> [WORK REQUIRED]
Extract all lines that hold the string "Nacalculatie".

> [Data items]
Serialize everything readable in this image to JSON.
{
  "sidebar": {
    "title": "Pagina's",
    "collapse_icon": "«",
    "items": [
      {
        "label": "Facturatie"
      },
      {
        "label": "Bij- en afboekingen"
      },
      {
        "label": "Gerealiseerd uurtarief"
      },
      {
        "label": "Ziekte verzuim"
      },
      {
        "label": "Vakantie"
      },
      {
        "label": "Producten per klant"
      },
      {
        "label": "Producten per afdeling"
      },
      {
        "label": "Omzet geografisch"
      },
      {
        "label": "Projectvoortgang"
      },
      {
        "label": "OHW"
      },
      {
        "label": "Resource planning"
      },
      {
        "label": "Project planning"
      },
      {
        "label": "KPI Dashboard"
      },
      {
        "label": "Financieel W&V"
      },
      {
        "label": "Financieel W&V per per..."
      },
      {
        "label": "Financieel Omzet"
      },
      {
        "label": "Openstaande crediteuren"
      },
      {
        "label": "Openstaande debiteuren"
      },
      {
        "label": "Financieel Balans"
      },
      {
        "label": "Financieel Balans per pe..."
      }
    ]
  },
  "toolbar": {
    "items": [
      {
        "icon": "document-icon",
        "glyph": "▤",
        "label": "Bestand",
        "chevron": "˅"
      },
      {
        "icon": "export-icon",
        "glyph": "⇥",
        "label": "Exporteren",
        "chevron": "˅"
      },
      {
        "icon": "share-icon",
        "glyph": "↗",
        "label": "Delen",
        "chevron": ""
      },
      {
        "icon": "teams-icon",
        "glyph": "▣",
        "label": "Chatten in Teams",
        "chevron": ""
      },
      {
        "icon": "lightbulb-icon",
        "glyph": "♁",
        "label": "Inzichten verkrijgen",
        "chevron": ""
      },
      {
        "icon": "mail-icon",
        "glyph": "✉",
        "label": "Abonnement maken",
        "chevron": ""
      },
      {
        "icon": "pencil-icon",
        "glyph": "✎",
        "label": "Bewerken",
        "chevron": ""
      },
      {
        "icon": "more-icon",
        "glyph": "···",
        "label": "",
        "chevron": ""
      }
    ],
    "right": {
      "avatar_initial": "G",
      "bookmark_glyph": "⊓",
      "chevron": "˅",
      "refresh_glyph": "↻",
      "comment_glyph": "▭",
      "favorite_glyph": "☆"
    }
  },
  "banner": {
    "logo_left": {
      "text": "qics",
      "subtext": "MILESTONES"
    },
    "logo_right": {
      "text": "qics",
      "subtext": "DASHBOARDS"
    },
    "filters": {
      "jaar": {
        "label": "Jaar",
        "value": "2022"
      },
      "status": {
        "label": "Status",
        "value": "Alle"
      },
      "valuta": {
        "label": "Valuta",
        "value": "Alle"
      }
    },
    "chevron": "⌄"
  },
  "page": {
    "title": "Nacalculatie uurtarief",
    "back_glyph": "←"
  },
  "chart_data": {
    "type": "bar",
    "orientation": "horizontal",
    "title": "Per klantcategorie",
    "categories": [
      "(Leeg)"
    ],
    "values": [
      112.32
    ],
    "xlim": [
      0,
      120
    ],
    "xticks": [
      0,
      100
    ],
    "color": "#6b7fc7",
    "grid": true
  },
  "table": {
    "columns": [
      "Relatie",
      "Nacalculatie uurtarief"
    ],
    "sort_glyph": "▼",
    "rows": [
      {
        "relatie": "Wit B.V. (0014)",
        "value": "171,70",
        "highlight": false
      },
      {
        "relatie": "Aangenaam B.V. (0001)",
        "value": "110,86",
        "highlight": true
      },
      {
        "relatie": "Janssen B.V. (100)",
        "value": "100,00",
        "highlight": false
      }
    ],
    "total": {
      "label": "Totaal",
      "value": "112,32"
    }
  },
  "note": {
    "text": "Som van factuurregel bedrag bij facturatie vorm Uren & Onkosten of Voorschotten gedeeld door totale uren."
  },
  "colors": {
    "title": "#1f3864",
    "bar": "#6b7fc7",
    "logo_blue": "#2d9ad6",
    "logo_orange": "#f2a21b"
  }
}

> [TASK RESULT]
    "title": "Nacalculatie uurtarief",
      "Nacalculatie uurtarief"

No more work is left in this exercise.